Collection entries
===
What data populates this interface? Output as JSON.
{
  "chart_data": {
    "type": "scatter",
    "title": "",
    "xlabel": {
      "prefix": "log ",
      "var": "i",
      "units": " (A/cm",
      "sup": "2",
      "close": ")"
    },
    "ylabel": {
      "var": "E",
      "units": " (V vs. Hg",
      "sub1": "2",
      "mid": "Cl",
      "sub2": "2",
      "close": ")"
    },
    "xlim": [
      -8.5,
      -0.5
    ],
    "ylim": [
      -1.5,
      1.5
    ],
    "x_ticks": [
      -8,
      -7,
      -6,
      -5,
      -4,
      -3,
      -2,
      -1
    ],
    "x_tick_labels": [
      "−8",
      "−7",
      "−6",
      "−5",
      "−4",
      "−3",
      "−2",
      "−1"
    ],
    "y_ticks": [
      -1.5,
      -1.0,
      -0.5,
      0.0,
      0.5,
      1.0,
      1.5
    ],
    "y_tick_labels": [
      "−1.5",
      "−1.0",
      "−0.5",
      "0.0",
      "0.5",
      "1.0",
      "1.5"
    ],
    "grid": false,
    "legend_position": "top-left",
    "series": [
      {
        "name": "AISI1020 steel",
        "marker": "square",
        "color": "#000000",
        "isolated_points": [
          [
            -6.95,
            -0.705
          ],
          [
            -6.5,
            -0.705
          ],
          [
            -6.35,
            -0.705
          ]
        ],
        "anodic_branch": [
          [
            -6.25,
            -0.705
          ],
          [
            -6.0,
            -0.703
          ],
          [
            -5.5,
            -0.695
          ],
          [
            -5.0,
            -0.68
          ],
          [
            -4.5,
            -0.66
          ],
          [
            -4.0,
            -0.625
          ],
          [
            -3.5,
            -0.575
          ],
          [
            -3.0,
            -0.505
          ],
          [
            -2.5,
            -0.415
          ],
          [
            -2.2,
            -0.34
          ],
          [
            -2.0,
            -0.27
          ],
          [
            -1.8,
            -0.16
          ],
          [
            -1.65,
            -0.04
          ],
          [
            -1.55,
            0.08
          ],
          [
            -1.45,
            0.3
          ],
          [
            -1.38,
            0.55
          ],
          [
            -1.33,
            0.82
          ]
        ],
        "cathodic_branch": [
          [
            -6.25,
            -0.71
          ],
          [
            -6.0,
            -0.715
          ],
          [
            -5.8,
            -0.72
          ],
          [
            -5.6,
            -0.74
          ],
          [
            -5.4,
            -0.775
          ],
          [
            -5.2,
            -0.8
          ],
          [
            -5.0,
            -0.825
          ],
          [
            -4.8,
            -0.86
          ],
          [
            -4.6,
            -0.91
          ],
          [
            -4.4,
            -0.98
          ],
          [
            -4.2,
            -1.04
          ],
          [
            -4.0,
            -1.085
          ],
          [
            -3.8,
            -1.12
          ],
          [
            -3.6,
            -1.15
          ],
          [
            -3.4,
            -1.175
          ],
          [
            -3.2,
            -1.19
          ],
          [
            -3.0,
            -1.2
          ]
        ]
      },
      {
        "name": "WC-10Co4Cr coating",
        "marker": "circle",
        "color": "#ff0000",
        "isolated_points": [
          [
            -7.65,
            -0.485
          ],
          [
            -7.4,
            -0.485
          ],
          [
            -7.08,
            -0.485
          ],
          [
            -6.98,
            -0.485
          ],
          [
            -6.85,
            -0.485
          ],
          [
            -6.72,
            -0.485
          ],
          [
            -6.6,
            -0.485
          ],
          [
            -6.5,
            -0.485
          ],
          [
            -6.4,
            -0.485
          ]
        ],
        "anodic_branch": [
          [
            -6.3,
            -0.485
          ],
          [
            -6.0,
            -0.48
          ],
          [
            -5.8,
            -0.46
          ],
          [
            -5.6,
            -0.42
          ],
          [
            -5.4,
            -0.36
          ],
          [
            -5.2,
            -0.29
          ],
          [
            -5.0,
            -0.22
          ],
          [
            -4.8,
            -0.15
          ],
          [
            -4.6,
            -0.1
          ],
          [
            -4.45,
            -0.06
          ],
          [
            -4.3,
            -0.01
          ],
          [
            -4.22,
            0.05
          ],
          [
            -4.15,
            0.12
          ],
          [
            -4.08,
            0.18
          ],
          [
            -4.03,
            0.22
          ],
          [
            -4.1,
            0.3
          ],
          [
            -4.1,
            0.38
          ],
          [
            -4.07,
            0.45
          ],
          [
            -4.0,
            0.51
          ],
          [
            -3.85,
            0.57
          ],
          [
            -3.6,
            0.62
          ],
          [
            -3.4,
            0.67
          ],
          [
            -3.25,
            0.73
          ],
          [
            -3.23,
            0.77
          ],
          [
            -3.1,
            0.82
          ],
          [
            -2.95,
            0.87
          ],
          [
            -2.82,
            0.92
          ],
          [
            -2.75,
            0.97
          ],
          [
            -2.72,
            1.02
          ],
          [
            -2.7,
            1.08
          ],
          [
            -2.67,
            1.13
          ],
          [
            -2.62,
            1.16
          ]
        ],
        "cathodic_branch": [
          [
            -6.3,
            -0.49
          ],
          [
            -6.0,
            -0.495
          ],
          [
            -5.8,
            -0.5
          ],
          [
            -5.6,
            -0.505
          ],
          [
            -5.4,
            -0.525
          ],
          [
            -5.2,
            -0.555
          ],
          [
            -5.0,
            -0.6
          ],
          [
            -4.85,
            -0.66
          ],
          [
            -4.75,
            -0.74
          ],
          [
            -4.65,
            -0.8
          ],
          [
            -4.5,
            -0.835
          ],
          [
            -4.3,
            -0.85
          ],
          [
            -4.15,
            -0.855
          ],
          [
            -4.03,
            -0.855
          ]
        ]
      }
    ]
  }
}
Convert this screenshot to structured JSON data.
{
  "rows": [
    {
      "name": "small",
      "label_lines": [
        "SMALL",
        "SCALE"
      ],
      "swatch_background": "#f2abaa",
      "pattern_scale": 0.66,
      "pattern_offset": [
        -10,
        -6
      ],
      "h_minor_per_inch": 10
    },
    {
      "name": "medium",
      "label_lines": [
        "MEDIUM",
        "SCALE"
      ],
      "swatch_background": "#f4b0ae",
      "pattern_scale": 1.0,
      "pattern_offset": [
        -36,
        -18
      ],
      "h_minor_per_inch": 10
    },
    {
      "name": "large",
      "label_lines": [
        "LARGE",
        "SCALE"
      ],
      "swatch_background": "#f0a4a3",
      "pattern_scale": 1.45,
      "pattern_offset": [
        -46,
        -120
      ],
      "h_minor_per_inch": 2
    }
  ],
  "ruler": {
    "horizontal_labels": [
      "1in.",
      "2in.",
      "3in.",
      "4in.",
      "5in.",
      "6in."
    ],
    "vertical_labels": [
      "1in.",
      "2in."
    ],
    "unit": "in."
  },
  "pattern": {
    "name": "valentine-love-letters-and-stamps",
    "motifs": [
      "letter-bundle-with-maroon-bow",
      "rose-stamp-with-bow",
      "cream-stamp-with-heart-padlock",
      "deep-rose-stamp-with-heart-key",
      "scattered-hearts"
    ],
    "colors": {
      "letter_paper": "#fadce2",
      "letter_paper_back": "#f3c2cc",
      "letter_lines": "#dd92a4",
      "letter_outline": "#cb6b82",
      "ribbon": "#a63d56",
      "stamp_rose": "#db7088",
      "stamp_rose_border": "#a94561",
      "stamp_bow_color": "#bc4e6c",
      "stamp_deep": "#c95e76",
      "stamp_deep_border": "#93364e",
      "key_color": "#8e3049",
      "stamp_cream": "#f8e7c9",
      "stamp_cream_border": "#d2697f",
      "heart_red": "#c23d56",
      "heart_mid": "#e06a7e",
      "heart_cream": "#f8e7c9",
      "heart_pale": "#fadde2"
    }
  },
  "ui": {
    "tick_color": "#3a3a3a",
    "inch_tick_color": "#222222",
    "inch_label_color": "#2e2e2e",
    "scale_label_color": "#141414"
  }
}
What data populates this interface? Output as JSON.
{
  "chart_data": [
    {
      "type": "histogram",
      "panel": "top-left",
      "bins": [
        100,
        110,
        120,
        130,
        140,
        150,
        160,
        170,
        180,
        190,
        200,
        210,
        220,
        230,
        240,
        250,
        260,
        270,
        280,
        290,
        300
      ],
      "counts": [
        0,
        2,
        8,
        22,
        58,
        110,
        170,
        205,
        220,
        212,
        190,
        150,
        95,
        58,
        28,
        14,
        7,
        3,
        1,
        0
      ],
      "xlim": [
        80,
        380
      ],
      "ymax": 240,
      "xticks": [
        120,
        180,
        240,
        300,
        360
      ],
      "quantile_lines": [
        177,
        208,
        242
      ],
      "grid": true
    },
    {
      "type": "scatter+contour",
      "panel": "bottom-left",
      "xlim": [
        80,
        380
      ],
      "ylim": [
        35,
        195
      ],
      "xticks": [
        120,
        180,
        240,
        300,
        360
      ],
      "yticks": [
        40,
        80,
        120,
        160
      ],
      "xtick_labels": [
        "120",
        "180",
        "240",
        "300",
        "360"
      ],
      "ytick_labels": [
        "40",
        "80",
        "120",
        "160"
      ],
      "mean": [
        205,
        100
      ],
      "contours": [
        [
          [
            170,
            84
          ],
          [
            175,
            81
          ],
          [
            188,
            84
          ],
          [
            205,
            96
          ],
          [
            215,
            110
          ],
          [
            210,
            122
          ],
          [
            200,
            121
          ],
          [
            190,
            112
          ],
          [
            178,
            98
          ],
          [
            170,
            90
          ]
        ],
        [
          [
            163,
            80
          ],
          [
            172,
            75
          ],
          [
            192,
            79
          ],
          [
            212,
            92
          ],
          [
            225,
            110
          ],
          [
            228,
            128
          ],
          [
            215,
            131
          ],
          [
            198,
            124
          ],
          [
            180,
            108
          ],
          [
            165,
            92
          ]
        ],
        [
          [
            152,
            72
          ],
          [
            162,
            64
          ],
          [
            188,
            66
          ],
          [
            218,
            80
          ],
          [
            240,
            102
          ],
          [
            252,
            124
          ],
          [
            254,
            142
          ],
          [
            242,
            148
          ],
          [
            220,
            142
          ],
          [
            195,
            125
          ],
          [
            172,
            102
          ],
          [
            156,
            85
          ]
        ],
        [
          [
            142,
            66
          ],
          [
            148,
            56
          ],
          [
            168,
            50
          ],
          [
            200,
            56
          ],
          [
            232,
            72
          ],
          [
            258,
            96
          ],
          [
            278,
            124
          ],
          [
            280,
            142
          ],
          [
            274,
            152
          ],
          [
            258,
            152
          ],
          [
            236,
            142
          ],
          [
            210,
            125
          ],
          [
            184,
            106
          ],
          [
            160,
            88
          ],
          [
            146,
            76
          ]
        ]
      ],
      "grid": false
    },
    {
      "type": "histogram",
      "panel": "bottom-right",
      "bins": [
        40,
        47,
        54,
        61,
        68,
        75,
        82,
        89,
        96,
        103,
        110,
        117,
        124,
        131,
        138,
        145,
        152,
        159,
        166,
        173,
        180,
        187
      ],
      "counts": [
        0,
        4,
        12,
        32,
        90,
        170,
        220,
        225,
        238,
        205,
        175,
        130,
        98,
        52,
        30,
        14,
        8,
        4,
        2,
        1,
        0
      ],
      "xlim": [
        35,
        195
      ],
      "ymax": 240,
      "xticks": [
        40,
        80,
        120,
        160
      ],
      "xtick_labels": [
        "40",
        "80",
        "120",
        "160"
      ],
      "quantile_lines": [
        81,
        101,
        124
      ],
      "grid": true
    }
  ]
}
===
Copy all lines from the entries that contain the word "panel".

- [CORRECT ANSWER]:
      "panel": "top-left",
      "panel": "bottom-left",
      "panel": "bottom-right",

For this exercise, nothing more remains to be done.